*AIM*
Return the whole listing, keeping every character the same.

============

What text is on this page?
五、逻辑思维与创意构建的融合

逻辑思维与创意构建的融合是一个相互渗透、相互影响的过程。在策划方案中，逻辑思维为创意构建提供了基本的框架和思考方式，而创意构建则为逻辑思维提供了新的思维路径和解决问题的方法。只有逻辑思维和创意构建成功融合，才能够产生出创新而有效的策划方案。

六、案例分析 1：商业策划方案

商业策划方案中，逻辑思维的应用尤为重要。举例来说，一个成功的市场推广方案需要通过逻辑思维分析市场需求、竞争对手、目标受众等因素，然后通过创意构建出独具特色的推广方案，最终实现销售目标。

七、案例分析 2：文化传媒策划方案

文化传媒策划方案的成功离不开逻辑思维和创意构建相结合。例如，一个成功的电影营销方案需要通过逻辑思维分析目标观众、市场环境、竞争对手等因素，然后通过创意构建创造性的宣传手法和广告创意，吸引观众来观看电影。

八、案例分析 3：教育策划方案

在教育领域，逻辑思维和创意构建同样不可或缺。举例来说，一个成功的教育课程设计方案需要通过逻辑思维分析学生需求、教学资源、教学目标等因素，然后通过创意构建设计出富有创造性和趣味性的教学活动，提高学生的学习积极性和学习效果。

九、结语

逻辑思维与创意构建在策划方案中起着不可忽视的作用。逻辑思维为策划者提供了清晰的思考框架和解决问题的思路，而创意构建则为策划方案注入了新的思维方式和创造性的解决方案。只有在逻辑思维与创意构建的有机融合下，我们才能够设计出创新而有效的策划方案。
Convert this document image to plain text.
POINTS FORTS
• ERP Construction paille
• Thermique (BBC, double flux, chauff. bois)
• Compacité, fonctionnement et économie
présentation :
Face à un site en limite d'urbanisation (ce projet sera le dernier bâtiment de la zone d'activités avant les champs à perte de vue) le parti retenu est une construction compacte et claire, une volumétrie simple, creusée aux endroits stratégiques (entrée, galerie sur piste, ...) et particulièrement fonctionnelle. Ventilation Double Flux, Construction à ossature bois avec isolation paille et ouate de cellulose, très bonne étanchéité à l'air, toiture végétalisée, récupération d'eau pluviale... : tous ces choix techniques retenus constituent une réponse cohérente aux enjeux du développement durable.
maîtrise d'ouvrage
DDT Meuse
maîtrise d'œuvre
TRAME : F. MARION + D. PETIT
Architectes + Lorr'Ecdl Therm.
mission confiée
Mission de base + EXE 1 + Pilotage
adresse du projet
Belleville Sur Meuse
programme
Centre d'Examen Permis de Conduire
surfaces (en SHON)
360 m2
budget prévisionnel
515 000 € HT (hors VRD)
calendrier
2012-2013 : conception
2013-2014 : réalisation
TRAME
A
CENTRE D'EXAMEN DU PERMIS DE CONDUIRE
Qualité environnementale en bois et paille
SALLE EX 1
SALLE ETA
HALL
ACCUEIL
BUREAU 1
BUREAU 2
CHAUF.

============

*FINAL RESULT*
What text is on this page?
五、逻辑思维与创意构建的融合

逻辑思维与创意构建的融合是一个相互渗透、相互影响的过程。在策划方案中，逻辑思维为创意构建提供了基本的框架和思考方式，而创意构建则为逻辑思维提供了新的思维路径和解决问题的方法。只有逻辑思维和创意构建成功融合，才能够产生出创新而有效的策划方案。

六、案例分析 1：商业策划方案

商业策划方案中，逻辑思维的应用尤为重要。举例来说，一个成功的市场推广方案需要通过逻辑思维分析市场需求、竞争对手、目标受众等因素，然后通过创意构建出独具特色的推广方案，最终实现销售目标。

七、案例分析 2：文化传媒策划方案

文化传媒策划方案的成功离不开逻辑思维和创意构建相结合。例如，一个成功的电影营销方案需要通过逻辑思维分析目标观众、市场环境、竞争对手等因素，然后通过创意构建创造性的宣传手法和广告创意，吸引观众来观看电影。

八、案例分析 3：教育策划方案

在教育领域，逻辑思维和创意构建同样不可或缺。举例来说，一个成功的教育课程设计方案需要通过逻辑思维分析学生需求、教学资源、教学目标等因素，然后通过创意构建设计出富有创造性和趣味性的教学活动，提高学生的学习积极性和学习效果。

九、结语

逻辑思维与创意构建在策划方案中起着不可忽视的作用。逻辑思维为策划者提供了清晰的思考框架和解决问题的思路，而创意构建则为策划方案注入了新的思维方式和创造性的解决方案。只有在逻辑思维与创意构建的有机融合下，我们才能够设计出创新而有效的策划方案。
Convert this document image to plain text.
POINTS FORTS
• ERP Construction paille
• Thermique (BBC, double flux, chauff. bois)
• Compacité, fonctionnement et économie
présentation :
Face à un site en limite d'urbanisation (ce projet sera le dernier bâtiment de la zone d'activités avant les champs à perte de vue) le parti retenu est une construction compacte et claire, une volumétrie simple, creusée aux endroits stratégiques (entrée, galerie sur piste, ...) et particulièrement fonctionnelle. Ventilation Double Flux, Construction à ossature bois avec isolation paille et ouate de cellulose, très bonne étanchéité à l'air, toiture végétalisée, récupération d'eau pluviale... : tous ces choix techniques retenus constituent une réponse cohérente aux enjeux du développement durable.
maîtrise d'ouvrage
DDT Meuse
maîtrise d'œuvre
TRAME : F. MARION + D. PETIT
Architectes + Lorr'Ecdl Therm.
mission confiée
Mission de base + EXE 1 + Pilotage
adresse du projet
Belleville Sur Meuse
programme
Centre d'Examen Permis de Conduire
surfaces (en SHON)
360 m2
budget prévisionnel
515 000 € HT (hors VRD)
calendrier
2012-2013 : conception
2013-2014 : réalisation
TRAME
A
CENTRE D'EXAMEN DU PERMIS DE CONDUIRE
Qualité environnementale en bois et paille
SALLE EX 1
SALLE ETA
HALL
ACCUEIL
BUREAU 1
BUREAU 2
CHAUF.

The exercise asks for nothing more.